═════ Dataset ═════

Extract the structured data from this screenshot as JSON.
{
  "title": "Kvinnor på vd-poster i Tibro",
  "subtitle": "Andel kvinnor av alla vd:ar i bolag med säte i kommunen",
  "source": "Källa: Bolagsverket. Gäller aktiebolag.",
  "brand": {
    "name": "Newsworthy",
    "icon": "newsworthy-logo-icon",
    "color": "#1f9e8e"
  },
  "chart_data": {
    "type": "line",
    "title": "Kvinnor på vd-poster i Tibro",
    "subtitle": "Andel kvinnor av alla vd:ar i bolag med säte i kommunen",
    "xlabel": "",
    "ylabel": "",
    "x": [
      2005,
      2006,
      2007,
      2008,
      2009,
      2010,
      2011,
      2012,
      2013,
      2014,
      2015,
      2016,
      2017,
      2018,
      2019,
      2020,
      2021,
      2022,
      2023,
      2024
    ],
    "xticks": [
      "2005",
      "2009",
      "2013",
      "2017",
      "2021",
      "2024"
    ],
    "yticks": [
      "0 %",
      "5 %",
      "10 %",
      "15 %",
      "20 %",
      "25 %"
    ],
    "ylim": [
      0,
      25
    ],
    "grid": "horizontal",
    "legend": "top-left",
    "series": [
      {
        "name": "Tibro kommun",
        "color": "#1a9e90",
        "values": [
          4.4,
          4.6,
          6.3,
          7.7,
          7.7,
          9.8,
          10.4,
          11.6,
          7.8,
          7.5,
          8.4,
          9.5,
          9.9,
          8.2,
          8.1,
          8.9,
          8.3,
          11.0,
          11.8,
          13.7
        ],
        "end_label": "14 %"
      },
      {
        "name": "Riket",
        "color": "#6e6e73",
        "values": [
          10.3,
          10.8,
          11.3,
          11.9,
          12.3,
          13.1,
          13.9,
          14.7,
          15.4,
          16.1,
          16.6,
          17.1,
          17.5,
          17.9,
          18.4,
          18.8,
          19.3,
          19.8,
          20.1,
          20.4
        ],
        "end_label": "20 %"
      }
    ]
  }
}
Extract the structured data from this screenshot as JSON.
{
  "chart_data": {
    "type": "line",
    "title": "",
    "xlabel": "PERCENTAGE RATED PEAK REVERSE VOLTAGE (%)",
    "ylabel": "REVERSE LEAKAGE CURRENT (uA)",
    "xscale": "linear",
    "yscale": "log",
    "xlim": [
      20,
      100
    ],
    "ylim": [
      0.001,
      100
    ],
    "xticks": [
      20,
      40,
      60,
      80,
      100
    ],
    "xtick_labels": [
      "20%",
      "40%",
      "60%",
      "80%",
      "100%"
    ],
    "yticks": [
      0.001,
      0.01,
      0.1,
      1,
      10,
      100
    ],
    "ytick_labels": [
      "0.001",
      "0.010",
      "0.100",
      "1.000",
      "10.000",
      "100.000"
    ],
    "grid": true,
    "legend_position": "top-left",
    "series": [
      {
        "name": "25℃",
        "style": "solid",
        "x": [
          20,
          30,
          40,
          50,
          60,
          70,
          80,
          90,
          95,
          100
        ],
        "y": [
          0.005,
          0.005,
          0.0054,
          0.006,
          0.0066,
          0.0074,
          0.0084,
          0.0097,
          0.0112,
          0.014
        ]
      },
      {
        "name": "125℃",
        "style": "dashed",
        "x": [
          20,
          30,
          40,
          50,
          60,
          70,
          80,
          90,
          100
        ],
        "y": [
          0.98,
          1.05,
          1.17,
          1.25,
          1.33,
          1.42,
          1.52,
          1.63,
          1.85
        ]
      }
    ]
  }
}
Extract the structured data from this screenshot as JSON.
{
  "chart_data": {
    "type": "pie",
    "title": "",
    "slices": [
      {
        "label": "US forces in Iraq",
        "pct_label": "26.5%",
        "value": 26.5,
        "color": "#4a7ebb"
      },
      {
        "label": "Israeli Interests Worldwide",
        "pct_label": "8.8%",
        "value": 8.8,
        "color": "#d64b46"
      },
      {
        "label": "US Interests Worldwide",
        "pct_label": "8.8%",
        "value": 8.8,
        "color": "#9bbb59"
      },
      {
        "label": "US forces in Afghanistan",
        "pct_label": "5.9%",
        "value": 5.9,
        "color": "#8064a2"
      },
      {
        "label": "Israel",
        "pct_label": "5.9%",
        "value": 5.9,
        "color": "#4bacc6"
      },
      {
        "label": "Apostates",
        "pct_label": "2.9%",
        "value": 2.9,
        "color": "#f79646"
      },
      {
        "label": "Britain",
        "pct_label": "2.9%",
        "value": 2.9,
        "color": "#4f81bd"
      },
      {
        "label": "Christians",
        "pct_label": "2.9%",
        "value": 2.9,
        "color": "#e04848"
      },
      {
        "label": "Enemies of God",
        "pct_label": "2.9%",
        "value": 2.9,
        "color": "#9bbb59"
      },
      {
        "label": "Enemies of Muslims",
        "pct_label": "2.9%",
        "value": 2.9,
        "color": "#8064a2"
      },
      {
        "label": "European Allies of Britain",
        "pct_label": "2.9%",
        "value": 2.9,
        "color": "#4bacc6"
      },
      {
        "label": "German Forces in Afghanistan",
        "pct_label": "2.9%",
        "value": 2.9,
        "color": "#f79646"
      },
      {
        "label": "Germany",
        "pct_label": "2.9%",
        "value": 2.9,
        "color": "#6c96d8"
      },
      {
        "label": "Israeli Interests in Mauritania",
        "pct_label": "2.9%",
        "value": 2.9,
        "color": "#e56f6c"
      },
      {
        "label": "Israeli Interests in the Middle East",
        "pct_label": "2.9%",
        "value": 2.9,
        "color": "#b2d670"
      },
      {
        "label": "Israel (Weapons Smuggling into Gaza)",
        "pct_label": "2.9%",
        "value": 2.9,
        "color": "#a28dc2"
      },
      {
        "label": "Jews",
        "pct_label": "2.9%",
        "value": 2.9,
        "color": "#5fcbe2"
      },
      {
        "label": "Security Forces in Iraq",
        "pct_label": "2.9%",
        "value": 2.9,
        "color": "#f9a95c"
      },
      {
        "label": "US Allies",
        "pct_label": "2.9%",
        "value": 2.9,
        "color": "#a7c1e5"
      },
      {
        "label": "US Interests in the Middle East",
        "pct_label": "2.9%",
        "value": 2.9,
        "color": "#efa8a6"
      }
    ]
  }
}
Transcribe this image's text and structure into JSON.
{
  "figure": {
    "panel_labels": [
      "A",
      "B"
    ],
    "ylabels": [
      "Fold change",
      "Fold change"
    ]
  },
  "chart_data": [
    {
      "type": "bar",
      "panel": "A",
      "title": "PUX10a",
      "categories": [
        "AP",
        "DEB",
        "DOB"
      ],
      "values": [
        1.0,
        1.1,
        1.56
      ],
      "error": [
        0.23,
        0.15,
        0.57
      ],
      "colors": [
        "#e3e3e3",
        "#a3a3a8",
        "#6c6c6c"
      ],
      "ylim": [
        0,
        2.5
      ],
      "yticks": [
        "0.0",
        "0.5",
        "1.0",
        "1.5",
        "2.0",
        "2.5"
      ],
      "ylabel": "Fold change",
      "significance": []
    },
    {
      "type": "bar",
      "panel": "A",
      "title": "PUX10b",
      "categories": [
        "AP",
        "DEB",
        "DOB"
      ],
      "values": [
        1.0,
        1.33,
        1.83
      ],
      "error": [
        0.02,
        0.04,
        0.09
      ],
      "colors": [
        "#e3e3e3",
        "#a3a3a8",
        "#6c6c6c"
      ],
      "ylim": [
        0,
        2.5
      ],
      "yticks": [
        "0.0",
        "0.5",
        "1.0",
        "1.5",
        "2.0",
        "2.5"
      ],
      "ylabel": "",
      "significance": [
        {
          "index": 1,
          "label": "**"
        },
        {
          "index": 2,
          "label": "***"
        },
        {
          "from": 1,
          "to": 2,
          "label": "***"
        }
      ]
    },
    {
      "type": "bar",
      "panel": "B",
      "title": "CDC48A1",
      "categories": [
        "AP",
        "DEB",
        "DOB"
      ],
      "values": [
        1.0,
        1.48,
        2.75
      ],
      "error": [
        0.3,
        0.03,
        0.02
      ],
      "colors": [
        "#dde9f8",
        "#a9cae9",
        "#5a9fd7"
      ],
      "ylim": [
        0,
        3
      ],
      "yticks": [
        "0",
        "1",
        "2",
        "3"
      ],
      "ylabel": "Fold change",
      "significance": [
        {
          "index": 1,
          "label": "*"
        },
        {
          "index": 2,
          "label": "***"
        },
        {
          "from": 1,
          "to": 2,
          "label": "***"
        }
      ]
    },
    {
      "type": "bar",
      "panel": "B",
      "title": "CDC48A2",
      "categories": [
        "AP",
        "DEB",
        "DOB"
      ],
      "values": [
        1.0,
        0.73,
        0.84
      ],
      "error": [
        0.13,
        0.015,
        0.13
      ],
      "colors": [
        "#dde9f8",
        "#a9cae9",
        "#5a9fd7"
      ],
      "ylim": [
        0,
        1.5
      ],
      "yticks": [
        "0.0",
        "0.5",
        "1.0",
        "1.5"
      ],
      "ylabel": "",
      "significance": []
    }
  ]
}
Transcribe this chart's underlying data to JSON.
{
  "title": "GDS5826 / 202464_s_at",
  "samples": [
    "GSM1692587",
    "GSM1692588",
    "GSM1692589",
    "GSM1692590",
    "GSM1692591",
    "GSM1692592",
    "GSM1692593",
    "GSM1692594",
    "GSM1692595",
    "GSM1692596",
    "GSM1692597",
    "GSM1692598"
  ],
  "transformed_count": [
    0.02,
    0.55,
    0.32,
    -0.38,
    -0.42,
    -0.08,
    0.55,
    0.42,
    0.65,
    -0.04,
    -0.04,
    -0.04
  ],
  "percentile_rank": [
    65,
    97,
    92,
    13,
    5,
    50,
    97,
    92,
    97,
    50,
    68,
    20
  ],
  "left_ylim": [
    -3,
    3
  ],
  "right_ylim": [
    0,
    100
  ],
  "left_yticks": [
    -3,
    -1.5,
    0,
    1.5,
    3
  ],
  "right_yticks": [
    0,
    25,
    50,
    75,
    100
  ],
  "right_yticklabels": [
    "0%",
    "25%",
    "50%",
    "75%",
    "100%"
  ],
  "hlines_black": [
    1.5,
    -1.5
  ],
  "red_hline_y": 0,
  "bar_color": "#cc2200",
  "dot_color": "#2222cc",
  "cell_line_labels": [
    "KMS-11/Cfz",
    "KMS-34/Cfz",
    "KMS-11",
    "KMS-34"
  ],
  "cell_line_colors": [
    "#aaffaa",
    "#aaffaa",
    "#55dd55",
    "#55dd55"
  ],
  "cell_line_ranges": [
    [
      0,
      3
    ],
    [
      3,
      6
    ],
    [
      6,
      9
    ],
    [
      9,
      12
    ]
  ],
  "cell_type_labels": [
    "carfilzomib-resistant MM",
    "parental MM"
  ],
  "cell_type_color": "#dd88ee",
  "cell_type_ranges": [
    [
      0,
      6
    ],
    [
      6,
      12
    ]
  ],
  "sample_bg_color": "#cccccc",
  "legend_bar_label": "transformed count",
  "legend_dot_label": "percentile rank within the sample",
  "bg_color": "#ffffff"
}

═════

• **Work required**
Write out each line of the data that holds the string "Fold".

• **Response to this exercise**
      "Fold change",
      "Fold change"
      "ylabel": "Fold change",
      "ylabel": "Fold change",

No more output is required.